• **Written problem**:
Report every line in the listing below where the string "association" shows up.

• **Stored records**:
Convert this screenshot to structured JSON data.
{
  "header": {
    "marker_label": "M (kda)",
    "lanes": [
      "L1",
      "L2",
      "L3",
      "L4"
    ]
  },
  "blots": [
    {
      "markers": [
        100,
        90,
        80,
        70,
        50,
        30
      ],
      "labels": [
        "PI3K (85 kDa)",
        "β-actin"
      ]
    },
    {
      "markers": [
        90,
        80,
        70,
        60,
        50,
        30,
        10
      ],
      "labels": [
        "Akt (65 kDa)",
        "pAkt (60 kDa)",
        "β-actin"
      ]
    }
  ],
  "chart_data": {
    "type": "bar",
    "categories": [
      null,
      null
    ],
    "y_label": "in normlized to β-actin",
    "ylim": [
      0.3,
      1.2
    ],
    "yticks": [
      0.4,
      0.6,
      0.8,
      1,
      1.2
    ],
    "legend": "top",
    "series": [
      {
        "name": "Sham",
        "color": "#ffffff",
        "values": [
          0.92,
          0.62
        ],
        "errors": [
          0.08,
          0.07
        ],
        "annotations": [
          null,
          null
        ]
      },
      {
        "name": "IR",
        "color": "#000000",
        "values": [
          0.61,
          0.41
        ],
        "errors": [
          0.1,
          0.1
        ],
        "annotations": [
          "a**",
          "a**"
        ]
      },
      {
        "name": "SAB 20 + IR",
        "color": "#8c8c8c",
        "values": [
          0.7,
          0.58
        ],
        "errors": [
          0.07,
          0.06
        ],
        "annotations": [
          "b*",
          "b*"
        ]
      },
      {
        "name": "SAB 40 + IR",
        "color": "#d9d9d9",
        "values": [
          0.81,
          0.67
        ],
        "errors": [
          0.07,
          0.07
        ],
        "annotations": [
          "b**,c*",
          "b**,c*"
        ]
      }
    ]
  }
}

==

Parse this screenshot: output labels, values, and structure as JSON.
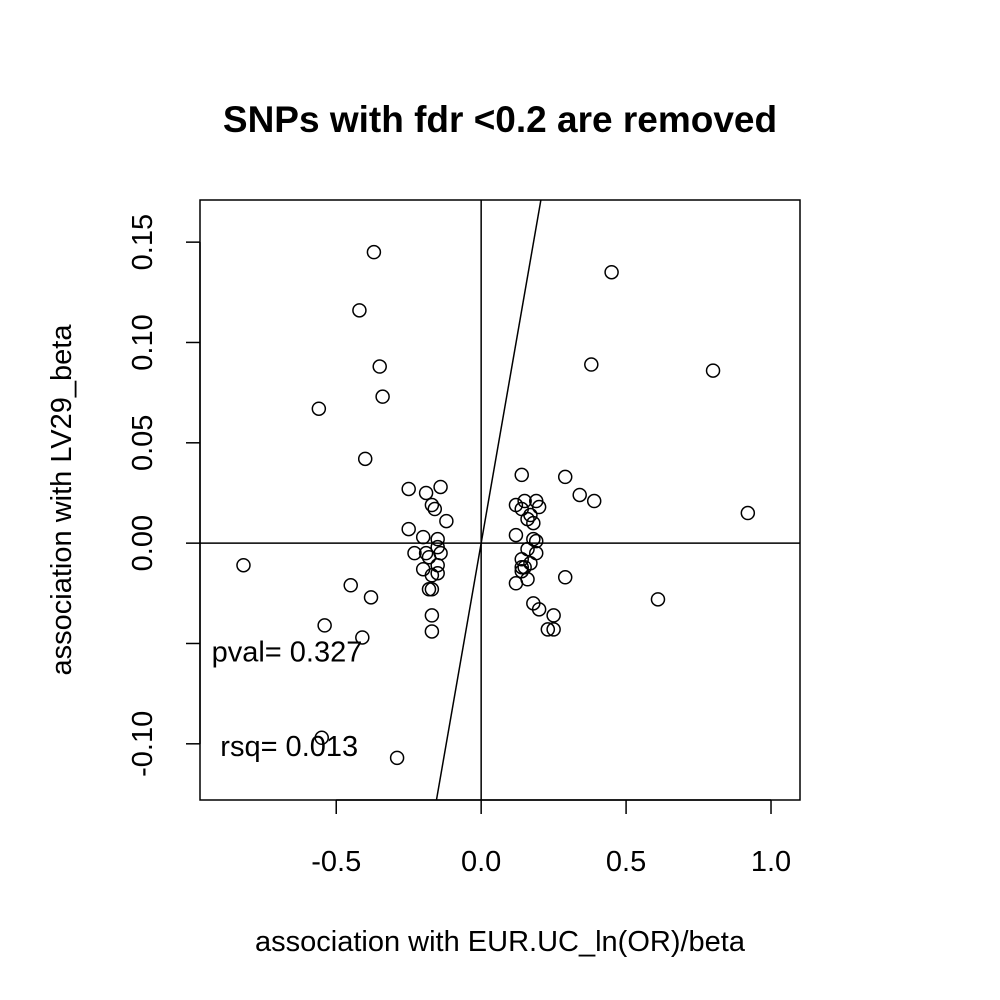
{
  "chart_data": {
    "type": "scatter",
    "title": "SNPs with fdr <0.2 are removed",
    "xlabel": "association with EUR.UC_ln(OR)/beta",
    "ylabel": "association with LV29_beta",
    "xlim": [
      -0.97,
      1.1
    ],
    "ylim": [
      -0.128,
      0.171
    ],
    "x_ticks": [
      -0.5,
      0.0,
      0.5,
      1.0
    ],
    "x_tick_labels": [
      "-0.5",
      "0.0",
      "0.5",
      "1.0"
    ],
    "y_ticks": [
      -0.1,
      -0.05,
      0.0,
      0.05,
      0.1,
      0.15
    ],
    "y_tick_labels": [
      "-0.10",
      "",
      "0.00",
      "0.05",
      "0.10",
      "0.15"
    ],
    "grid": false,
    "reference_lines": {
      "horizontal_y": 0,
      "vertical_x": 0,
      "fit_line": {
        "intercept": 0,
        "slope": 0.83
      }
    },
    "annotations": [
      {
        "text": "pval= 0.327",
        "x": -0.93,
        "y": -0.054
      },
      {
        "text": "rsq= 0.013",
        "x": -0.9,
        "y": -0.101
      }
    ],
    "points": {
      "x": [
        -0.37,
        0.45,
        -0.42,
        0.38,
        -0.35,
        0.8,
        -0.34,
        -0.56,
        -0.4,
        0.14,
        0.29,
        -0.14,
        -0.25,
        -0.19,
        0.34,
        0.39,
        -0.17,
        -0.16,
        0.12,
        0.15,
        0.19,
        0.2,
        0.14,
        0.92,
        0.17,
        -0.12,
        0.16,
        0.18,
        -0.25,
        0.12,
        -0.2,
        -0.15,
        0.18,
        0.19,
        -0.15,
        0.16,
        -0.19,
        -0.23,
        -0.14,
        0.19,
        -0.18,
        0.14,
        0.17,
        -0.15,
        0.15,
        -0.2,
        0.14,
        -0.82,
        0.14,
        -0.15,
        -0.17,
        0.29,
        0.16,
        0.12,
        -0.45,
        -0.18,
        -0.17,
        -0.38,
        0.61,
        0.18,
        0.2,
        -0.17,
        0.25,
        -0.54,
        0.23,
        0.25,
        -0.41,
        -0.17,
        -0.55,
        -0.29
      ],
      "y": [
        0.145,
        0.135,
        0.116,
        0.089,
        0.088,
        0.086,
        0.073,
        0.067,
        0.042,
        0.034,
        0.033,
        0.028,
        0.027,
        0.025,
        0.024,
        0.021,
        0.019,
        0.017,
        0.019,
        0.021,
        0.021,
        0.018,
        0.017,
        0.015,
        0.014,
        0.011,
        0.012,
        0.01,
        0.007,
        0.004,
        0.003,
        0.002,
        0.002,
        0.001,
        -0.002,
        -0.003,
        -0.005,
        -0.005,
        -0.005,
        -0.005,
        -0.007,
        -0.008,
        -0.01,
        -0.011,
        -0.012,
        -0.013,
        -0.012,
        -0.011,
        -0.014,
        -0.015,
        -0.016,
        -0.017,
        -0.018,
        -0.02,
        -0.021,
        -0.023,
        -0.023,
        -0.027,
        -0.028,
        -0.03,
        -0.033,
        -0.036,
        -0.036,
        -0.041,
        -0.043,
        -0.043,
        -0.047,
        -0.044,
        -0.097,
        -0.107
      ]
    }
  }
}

...

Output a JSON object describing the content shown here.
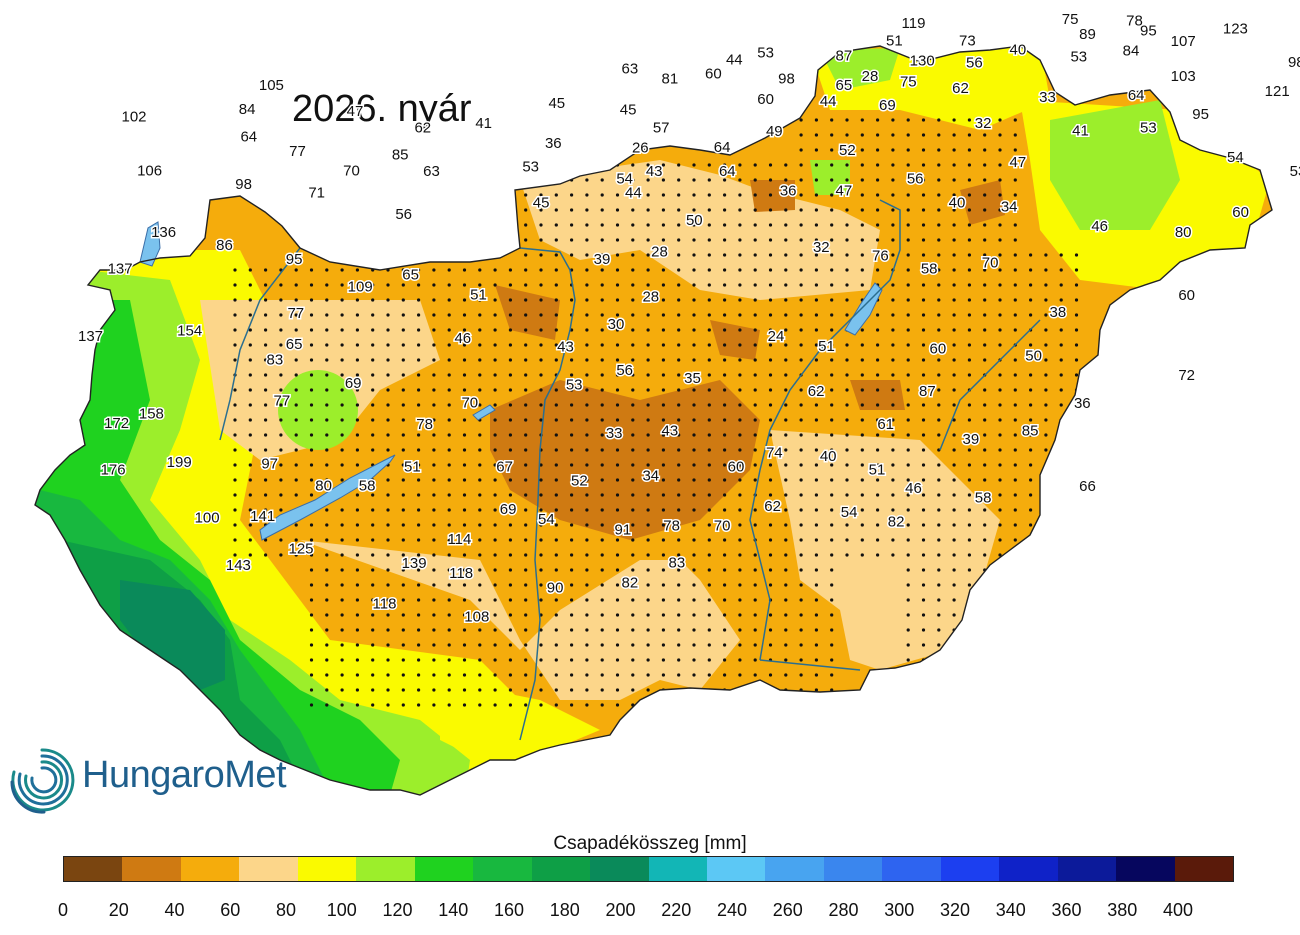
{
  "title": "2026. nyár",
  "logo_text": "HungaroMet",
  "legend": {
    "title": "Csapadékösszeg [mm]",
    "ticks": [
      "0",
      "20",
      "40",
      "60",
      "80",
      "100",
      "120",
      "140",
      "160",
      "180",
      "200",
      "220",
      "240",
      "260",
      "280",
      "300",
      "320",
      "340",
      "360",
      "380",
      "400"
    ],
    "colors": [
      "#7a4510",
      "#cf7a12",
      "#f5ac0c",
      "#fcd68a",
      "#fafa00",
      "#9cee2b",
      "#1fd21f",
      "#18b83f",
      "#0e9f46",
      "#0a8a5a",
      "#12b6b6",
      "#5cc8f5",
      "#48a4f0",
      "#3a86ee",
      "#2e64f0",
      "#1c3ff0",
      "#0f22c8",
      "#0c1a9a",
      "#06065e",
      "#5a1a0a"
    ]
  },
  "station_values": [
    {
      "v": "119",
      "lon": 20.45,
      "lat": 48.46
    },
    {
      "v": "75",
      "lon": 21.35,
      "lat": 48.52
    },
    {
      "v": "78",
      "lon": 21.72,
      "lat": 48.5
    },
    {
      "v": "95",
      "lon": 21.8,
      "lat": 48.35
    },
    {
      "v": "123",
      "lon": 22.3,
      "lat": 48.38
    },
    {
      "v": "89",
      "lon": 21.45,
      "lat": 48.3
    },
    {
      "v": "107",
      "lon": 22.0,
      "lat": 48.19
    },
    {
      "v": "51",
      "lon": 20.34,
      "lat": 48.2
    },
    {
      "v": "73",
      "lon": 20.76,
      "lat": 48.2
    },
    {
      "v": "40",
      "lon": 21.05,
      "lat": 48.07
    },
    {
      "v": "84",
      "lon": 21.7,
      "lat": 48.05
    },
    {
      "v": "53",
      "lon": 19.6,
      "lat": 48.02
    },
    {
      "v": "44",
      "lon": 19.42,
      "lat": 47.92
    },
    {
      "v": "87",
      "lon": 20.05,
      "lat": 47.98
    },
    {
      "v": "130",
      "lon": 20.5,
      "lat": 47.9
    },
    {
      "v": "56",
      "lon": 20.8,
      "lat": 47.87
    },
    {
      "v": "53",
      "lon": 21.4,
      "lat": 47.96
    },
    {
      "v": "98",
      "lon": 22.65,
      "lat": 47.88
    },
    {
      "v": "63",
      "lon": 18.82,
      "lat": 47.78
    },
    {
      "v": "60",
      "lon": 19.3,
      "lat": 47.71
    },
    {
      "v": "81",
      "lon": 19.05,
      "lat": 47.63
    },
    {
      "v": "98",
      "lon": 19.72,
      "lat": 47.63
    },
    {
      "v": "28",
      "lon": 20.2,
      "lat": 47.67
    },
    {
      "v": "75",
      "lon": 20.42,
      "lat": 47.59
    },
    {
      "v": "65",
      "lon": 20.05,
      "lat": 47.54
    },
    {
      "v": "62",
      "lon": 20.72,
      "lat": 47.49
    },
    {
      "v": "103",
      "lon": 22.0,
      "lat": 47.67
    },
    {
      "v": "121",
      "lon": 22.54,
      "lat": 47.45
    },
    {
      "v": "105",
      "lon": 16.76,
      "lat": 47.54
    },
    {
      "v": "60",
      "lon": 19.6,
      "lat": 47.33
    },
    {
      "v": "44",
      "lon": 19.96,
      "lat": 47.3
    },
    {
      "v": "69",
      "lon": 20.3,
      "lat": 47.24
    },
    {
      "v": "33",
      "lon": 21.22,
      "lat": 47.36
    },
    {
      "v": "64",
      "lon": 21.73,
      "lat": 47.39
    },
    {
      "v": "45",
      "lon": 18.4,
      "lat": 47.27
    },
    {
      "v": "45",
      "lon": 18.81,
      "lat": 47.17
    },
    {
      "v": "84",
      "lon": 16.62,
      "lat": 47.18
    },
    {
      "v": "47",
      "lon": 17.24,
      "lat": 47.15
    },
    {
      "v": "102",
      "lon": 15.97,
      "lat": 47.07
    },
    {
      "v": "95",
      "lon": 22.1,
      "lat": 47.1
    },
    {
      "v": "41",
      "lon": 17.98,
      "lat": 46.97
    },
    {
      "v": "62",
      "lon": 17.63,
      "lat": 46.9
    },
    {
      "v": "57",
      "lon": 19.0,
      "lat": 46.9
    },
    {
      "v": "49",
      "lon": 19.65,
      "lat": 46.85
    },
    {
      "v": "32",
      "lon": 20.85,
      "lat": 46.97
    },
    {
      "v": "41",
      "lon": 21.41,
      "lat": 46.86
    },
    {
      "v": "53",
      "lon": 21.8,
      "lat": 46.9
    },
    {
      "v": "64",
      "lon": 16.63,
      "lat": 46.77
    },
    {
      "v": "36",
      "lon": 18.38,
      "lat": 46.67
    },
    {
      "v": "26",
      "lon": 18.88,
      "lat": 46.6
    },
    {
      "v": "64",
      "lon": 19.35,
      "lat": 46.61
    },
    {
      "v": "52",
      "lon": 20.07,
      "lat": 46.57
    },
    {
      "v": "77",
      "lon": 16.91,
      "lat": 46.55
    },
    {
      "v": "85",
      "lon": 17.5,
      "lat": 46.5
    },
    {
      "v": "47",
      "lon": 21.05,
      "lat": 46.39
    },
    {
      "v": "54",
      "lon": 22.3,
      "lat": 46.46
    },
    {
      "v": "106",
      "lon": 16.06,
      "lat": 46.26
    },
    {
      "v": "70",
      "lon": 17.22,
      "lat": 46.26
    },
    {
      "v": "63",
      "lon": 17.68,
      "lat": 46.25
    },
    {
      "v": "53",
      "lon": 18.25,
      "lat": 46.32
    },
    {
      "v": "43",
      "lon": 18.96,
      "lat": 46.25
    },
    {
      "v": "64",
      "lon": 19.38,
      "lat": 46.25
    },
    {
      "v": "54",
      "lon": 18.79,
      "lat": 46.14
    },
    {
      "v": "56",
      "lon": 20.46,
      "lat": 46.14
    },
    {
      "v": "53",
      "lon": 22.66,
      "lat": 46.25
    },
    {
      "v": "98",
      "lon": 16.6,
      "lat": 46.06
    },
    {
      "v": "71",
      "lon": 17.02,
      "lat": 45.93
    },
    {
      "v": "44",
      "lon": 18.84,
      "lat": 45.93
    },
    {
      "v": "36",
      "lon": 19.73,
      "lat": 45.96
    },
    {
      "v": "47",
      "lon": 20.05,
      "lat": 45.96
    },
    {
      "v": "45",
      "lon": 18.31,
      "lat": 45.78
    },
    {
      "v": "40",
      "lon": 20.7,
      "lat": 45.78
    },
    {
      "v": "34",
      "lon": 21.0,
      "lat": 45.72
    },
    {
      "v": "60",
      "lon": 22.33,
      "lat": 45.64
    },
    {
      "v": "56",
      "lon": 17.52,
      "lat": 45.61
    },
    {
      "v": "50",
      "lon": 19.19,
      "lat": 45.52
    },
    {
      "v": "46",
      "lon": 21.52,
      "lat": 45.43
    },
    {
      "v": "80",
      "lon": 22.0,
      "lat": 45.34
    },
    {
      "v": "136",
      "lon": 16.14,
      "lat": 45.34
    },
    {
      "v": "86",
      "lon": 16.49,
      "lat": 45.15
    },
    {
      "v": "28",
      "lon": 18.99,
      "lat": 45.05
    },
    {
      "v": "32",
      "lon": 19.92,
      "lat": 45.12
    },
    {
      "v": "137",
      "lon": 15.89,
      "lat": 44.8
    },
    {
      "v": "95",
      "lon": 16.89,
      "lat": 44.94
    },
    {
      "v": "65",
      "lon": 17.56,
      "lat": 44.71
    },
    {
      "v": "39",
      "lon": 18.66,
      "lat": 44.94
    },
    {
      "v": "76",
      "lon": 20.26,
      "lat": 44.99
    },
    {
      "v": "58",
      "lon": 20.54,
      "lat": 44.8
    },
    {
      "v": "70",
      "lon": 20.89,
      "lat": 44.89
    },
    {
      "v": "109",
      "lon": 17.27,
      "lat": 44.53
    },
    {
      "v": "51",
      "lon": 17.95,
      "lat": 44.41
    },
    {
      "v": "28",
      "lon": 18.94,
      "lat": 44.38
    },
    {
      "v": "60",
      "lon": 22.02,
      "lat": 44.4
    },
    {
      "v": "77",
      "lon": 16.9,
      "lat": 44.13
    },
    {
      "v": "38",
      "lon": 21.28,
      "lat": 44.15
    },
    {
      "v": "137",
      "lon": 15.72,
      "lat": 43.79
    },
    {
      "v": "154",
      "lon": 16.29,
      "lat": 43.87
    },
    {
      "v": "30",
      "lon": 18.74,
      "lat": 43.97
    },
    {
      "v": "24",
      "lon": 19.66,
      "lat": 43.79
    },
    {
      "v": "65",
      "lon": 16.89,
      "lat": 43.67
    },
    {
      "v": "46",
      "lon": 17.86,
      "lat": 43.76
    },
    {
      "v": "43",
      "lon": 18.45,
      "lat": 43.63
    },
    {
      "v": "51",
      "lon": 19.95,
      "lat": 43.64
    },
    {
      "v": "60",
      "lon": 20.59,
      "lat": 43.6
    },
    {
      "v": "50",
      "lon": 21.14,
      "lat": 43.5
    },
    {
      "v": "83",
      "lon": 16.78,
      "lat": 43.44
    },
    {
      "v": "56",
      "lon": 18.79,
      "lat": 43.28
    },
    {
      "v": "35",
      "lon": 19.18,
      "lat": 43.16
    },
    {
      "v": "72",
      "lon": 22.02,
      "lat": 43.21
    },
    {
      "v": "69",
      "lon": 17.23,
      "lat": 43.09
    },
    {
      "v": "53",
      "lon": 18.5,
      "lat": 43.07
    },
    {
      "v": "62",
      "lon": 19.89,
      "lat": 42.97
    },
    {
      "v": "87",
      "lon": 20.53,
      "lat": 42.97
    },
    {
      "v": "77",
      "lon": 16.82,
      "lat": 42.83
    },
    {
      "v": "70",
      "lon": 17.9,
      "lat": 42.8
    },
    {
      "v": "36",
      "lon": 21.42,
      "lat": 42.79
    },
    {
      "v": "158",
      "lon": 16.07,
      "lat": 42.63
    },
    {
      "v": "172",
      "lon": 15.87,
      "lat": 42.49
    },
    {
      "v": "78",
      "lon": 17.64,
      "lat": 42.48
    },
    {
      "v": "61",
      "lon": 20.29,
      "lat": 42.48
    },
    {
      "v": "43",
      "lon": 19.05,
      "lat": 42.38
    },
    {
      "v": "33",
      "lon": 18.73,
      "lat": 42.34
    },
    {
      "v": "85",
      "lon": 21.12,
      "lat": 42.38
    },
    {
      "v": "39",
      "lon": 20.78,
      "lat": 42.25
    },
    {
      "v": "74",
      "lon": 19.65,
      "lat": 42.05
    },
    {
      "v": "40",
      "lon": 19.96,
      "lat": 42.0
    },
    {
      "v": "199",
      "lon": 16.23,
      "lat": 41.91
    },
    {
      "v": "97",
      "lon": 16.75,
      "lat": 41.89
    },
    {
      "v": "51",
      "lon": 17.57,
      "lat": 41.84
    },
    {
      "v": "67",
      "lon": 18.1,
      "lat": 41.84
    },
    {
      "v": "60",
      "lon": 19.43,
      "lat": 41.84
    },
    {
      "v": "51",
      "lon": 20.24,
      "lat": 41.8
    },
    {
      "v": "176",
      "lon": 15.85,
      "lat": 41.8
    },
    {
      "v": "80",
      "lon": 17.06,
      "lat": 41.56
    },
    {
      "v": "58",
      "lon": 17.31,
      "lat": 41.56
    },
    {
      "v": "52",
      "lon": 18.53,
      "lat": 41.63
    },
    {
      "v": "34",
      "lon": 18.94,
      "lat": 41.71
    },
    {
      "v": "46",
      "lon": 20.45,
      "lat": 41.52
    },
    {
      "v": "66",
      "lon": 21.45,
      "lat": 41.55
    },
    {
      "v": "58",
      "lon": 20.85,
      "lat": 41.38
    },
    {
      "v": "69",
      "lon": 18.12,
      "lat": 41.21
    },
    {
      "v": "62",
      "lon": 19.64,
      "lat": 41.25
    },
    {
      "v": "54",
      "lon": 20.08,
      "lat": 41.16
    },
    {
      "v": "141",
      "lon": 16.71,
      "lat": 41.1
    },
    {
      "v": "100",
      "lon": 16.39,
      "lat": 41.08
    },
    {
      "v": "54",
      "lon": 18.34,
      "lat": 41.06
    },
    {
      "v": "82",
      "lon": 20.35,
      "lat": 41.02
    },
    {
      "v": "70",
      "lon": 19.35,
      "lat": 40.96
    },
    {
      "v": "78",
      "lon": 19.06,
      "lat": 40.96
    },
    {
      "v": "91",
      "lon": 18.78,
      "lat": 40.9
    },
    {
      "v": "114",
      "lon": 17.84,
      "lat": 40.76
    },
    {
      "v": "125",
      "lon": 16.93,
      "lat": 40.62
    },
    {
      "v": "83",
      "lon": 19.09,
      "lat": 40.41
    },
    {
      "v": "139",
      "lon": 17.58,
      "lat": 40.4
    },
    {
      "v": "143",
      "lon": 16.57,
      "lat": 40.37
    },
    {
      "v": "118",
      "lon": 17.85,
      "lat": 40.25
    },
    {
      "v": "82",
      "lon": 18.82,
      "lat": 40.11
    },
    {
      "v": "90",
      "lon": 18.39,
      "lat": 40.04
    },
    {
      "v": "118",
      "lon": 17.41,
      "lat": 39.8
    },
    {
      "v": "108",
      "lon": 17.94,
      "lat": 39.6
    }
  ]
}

• **Written response**:
    "xlabel": "association with EUR.UC_ln(OR)/beta",
    "ylabel": "association with LV29_beta",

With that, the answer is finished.